Auszüge aus einem Datensatz mit Layout-Annotationen
'''

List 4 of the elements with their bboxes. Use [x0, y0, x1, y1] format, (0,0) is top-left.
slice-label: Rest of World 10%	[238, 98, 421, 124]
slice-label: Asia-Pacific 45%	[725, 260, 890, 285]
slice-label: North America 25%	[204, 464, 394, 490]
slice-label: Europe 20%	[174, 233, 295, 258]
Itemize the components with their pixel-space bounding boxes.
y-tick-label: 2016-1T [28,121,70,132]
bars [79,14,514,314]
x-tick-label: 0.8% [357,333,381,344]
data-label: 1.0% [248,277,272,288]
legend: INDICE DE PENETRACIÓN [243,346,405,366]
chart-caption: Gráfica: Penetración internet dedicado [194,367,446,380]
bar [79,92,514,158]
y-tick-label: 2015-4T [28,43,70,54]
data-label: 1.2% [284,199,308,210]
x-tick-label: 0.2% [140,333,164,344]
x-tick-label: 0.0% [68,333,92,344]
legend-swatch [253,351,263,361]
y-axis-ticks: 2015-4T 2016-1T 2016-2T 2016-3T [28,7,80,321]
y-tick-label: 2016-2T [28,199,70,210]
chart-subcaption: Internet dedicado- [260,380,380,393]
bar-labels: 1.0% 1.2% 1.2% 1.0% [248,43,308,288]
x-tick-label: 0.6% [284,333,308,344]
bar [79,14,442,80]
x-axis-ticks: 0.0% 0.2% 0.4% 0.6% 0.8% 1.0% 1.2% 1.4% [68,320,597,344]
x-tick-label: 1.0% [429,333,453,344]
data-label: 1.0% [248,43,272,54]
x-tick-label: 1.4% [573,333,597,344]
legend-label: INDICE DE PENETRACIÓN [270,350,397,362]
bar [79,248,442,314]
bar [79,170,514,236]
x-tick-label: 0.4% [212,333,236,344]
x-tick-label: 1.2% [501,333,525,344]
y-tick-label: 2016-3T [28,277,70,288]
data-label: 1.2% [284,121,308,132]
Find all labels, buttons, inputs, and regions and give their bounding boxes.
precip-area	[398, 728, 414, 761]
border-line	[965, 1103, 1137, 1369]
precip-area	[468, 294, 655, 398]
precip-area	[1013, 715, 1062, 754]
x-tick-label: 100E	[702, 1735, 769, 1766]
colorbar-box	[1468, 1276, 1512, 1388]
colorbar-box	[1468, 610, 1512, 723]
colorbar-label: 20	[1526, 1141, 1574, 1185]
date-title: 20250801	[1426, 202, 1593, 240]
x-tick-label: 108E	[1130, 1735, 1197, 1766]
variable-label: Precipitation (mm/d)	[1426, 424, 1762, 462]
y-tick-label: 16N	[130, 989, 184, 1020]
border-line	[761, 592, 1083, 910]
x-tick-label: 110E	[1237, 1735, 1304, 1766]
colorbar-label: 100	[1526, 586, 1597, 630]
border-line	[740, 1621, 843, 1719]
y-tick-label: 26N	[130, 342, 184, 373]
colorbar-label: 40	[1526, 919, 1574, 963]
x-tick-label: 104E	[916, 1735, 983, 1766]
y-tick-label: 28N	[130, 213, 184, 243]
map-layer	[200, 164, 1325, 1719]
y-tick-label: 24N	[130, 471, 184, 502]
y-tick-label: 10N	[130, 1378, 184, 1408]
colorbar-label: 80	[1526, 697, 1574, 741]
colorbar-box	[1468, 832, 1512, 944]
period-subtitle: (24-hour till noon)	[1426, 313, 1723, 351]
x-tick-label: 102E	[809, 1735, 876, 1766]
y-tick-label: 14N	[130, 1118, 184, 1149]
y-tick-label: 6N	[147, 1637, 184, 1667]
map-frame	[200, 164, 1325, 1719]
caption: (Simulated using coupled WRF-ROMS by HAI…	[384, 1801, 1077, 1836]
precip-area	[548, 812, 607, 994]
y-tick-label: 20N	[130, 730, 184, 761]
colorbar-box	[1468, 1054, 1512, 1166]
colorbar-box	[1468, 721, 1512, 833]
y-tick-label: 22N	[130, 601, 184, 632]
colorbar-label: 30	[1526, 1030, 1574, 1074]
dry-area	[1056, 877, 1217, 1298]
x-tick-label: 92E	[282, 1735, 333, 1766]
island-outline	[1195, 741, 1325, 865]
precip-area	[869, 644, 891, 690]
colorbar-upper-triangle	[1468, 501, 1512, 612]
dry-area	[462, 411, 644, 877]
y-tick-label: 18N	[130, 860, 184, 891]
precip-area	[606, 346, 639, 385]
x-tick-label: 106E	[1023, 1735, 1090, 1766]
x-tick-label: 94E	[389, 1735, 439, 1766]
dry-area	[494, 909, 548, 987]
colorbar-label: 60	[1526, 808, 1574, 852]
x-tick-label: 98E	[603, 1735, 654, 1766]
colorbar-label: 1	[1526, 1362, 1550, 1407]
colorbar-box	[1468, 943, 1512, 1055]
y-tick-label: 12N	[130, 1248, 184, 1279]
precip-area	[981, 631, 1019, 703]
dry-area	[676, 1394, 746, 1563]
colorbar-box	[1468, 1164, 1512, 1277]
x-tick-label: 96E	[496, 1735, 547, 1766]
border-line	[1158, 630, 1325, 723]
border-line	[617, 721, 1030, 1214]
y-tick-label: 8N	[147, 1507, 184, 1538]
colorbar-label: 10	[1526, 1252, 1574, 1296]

'''

Ziel der Übung ->
Geben Sie sämtliche Einträge oben Zeile für Zeile unverändert aus.

Ergebnis der Übung ->
List 4 of the elements with their bboxes. Use [x0, y0, x1, y1] format, (0,0) is top-left.
slice-label: Rest of World 10%	[238, 98, 421, 124]
slice-label: Asia-Pacific 45%	[725, 260, 890, 285]
slice-label: North America 25%	[204, 464, 394, 490]
slice-label: Europe 20%	[174, 233, 295, 258]
Itemize the components with their pixel-space bounding boxes.
y-tick-label: 2016-1T [28,121,70,132]
bars [79,14,514,314]
x-tick-label: 0.8% [357,333,381,344]
data-label: 1.0% [248,277,272,288]
legend: INDICE DE PENETRACIÓN [243,346,405,366]
chart-caption: Gráfica: Penetración internet dedicado [194,367,446,380]
bar [79,92,514,158]
y-tick-label: 2015-4T [28,43,70,54]
data-label: 1.2% [284,199,308,210]
x-tick-label: 0.2% [140,333,164,344]
x-tick-label: 0.0% [68,333,92,344]
legend-swatch [253,351,263,361]
y-axis-ticks: 2015-4T 2016-1T 2016-2T 2016-3T [28,7,80,321]
y-tick-label: 2016-2T [28,199,70,210]
chart-subcaption: Internet dedicado- [260,380,380,393]
bar-labels: 1.0% 1.2% 1.2% 1.0% [248,43,308,288]
x-tick-label: 0.6% [284,333,308,344]
bar [79,14,442,80]
x-axis-ticks: 0.0% 0.2% 0.4% 0.6% 0.8% 1.0% 1.2% 1.4% [68,320,597,344]
x-tick-label: 1.0% [429,333,453,344]
data-label: 1.0% [248,43,272,54]
x-tick-label: 1.4% [573,333,597,344]
legend-label: INDICE DE PENETRACIÓN [270,350,397,362]
bar [79,248,442,314]
bar [79,170,514,236]
x-tick-label: 0.4% [212,333,236,344]
x-tick-label: 1.2% [501,333,525,344]
y-tick-label: 2016-3T [28,277,70,288]
data-label: 1.2% [284,121,308,132]
Find all labels, buttons, inputs, and regions and give their bounding boxes.
precip-area	[398, 728, 414, 761]
border-line	[965, 1103, 1137, 1369]
precip-area	[468, 294, 655, 398]
precip-area	[1013, 715, 1062, 754]
x-tick-label: 100E	[702, 1735, 769, 1766]
colorbar-box	[1468, 1276, 1512, 1388]
colorbar-box	[1468, 610, 1512, 723]
colorbar-label: 20	[1526, 1141, 1574, 1185]
date-title: 20250801	[1426, 202, 1593, 240]
x-tick-label: 108E	[1130, 1735, 1197, 1766]
variable-label: Precipitation (mm/d)	[1426, 424, 1762, 462]
y-tick-label: 16N	[130, 989, 184, 1020]
border-line	[761, 592, 1083, 910]
x-tick-label: 110E	[1237, 1735, 1304, 1766]
colorbar-label: 100	[1526, 586, 1597, 630]
border-line	[740, 1621, 843, 1719]
y-tick-label: 26N	[130, 342, 184, 373]
colorbar-label: 40	[1526, 919, 1574, 963]
x-tick-label: 104E	[916, 1735, 983, 1766]
y-tick-label: 28N	[130, 213, 184, 243]
map-layer	[200, 164, 1325, 1719]
y-tick-label: 24N	[130, 471, 184, 502]
y-tick-label: 10N	[130, 1378, 184, 1408]
colorbar-label: 80	[1526, 697, 1574, 741]
colorbar-box	[1468, 832, 1512, 944]
period-subtitle: (24-hour till noon)	[1426, 313, 1723, 351]
x-tick-label: 102E	[809, 1735, 876, 1766]
y-tick-label: 14N	[130, 1118, 184, 1149]
y-tick-label: 6N	[147, 1637, 184, 1667]
map-frame	[200, 164, 1325, 1719]
caption: (Simulated using coupled WRF-ROMS by HAI…	[384, 1801, 1077, 1836]
precip-area	[548, 812, 607, 994]
y-tick-label: 20N	[130, 730, 184, 761]
colorbar-box	[1468, 1054, 1512, 1166]
colorbar-box	[1468, 721, 1512, 833]
y-tick-label: 22N	[130, 601, 184, 632]
colorbar-label: 30	[1526, 1030, 1574, 1074]
dry-area	[1056, 877, 1217, 1298]
x-tick-label: 92E	[282, 1735, 333, 1766]
island-outline	[1195, 741, 1325, 865]
precip-area	[869, 644, 891, 690]
colorbar-upper-triangle	[1468, 501, 1512, 612]
dry-area	[462, 411, 644, 877]
y-tick-label: 18N	[130, 860, 184, 891]
precip-area	[606, 346, 639, 385]
x-tick-label: 106E	[1023, 1735, 1090, 1766]
x-tick-label: 94E	[389, 1735, 439, 1766]
dry-area	[494, 909, 548, 987]
colorbar-label: 60	[1526, 808, 1574, 852]
x-tick-label: 98E	[603, 1735, 654, 1766]
colorbar-label: 1	[1526, 1362, 1550, 1407]
colorbar-box	[1468, 943, 1512, 1055]
y-tick-label: 12N	[130, 1248, 184, 1279]
precip-area	[981, 631, 1019, 703]
dry-area	[676, 1394, 746, 1563]
colorbar-box	[1468, 1164, 1512, 1277]
x-tick-label: 96E	[496, 1735, 547, 1766]
border-line	[1158, 630, 1325, 723]
border-line	[617, 721, 1030, 1214]
y-tick-label: 8N	[147, 1507, 184, 1538]
colorbar-label: 10	[1526, 1252, 1574, 1296]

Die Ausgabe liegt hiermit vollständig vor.